** Start of TASK MATERIAL **

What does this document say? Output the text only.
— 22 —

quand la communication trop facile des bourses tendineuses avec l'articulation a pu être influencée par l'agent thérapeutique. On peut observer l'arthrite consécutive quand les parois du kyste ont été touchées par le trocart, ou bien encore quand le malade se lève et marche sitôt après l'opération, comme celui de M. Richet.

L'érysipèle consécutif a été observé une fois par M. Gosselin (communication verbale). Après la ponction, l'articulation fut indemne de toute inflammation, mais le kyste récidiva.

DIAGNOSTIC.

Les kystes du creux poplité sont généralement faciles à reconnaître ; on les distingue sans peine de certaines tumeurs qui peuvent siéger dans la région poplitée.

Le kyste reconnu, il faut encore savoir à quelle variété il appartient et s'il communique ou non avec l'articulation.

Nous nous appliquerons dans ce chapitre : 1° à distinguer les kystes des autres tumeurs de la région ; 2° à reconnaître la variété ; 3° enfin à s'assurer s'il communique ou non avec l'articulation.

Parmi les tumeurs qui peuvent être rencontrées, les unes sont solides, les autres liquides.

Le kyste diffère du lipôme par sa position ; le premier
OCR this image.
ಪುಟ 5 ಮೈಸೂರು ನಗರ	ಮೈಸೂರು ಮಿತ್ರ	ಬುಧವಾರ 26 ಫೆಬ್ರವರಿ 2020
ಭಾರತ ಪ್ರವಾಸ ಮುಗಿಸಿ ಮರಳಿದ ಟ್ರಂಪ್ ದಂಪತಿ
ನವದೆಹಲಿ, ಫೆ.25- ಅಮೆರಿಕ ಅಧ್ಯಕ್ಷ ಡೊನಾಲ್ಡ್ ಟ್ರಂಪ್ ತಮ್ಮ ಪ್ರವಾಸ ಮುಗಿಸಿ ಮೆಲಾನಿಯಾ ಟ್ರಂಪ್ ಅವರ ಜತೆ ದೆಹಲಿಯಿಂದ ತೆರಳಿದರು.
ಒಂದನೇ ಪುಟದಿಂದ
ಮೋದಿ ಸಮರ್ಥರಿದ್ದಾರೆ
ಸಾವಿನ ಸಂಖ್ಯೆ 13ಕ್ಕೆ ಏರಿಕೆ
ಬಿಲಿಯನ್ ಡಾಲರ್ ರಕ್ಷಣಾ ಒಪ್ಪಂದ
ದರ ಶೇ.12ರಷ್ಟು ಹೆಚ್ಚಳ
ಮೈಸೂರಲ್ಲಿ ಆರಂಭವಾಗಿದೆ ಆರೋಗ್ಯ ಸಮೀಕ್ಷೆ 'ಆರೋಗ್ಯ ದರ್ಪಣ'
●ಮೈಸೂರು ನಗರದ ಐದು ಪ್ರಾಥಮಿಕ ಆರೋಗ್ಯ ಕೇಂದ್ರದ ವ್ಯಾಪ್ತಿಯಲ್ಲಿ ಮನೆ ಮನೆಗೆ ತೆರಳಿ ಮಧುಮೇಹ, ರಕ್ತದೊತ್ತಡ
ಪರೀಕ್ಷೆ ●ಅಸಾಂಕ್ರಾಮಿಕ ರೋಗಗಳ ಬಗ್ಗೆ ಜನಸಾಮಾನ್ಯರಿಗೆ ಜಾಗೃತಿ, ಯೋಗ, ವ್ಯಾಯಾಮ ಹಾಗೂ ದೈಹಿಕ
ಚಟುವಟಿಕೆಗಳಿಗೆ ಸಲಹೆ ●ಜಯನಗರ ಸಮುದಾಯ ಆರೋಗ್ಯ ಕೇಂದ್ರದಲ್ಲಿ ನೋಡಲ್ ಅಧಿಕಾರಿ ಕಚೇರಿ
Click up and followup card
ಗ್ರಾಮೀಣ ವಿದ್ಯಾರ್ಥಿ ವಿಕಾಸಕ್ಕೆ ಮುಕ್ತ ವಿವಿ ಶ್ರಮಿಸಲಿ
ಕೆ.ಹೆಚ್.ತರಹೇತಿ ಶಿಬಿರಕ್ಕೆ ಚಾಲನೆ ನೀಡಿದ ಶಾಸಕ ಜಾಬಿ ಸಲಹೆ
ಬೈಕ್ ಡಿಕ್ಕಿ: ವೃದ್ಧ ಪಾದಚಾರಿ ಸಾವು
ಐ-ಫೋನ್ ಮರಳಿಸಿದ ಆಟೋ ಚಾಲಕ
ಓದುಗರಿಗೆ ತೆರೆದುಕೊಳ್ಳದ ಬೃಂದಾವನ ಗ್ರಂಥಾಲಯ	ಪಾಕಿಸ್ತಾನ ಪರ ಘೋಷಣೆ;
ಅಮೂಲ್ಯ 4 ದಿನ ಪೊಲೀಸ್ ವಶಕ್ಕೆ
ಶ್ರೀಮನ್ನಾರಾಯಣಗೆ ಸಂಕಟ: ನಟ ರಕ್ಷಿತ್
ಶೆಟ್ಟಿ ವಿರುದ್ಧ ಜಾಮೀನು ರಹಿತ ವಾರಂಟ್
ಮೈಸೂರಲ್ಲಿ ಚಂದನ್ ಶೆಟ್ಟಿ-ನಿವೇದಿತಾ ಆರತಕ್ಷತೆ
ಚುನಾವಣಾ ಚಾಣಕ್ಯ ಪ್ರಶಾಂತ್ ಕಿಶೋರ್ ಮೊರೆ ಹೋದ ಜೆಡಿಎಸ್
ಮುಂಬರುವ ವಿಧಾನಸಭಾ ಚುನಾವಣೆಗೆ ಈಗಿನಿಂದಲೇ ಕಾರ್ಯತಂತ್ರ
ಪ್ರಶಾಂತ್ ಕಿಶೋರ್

** End of TASK MATERIAL **

| WHAT IS BEING ASKED |
Using the material above, extract the line that contains "OCR this image." and every line after it, exactly as given; stop at the last line.

| COMPLETED EXERCISE |
OCR this image.
ಪುಟ 5 ಮೈಸೂರು ನಗರ	ಮೈಸೂರು ಮಿತ್ರ	ಬುಧವಾರ 26 ಫೆಬ್ರವರಿ 2020
ಭಾರತ ಪ್ರವಾಸ ಮುಗಿಸಿ ಮರಳಿದ ಟ್ರಂಪ್ ದಂಪತಿ
ನವದೆಹಲಿ, ಫೆ.25- ಅಮೆರಿಕ ಅಧ್ಯಕ್ಷ ಡೊನಾಲ್ಡ್ ಟ್ರಂಪ್ ತಮ್ಮ ಪ್ರವಾಸ ಮುಗಿಸಿ ಮೆಲಾನಿಯಾ ಟ್ರಂಪ್ ಅವರ ಜತೆ ದೆಹಲಿಯಿಂದ ತೆರಳಿದರು.
ಒಂದನೇ ಪುಟದಿಂದ
ಮೋದಿ ಸಮರ್ಥರಿದ್ದಾರೆ
ಸಾವಿನ ಸಂಖ್ಯೆ 13ಕ್ಕೆ ಏರಿಕೆ
ಬಿಲಿಯನ್ ಡಾಲರ್ ರಕ್ಷಣಾ ಒಪ್ಪಂದ
ದರ ಶೇ.12ರಷ್ಟು ಹೆಚ್ಚಳ
ಮೈಸೂರಲ್ಲಿ ಆರಂಭವಾಗಿದೆ ಆರೋಗ್ಯ ಸಮೀಕ್ಷೆ 'ಆರೋಗ್ಯ ದರ್ಪಣ'
●ಮೈಸೂರು ನಗರದ ಐದು ಪ್ರಾಥಮಿಕ ಆರೋಗ್ಯ ಕೇಂದ್ರದ ವ್ಯಾಪ್ತಿಯಲ್ಲಿ ಮನೆ ಮನೆಗೆ ತೆರಳಿ ಮಧುಮೇಹ, ರಕ್ತದೊತ್ತಡ
ಪರೀಕ್ಷೆ ●ಅಸಾಂಕ್ರಾಮಿಕ ರೋಗಗಳ ಬಗ್ಗೆ ಜನಸಾಮಾನ್ಯರಿಗೆ ಜಾಗೃತಿ, ಯೋಗ, ವ್ಯಾಯಾಮ ಹಾಗೂ ದೈಹಿಕ
ಚಟುವಟಿಕೆಗಳಿಗೆ ಸಲಹೆ ●ಜಯನಗರ ಸಮುದಾಯ ಆರೋಗ್ಯ ಕೇಂದ್ರದಲ್ಲಿ ನೋಡಲ್ ಅಧಿಕಾರಿ ಕಚೇರಿ
Click up and followup card
ಗ್ರಾಮೀಣ ವಿದ್ಯಾರ್ಥಿ ವಿಕಾಸಕ್ಕೆ ಮುಕ್ತ ವಿವಿ ಶ್ರಮಿಸಲಿ
ಕೆ.ಹೆಚ್.ತರಹೇತಿ ಶಿಬಿರಕ್ಕೆ ಚಾಲನೆ ನೀಡಿದ ಶಾಸಕ ಜಾಬಿ ಸಲಹೆ
ಬೈಕ್ ಡಿಕ್ಕಿ: ವೃದ್ಧ ಪಾದಚಾರಿ ಸಾವು
ಐ-ಫೋನ್ ಮರಳಿಸಿದ ಆಟೋ ಚಾಲಕ
ಓದುಗರಿಗೆ ತೆರೆದುಕೊಳ್ಳದ ಬೃಂದಾವನ ಗ್ರಂಥಾಲಯ	ಪಾಕಿಸ್ತಾನ ಪರ ಘೋಷಣೆ;
ಅಮೂಲ್ಯ 4 ದಿನ ಪೊಲೀಸ್ ವಶಕ್ಕೆ
ಶ್ರೀಮನ್ನಾರಾಯಣಗೆ ಸಂಕಟ: ನಟ ರಕ್ಷಿತ್
ಶೆಟ್ಟಿ ವಿರುದ್ಧ ಜಾಮೀನು ರಹಿತ ವಾರಂಟ್
ಮೈಸೂರಲ್ಲಿ ಚಂದನ್ ಶೆಟ್ಟಿ-ನಿವೇದಿತಾ ಆರತಕ್ಷತೆ
ಚುನಾವಣಾ ಚಾಣಕ್ಯ ಪ್ರಶಾಂತ್ ಕಿಶೋರ್ ಮೊರೆ ಹೋದ ಜೆಡಿಎಸ್
ಮುಂಬರುವ ವಿಧಾನಸಭಾ ಚುನಾವಣೆಗೆ ಈಗಿನಿಂದಲೇ ಕಾರ್ಯತಂತ್ರ
ಪ್ರಶಾಂತ್ ಕಿಶೋರ್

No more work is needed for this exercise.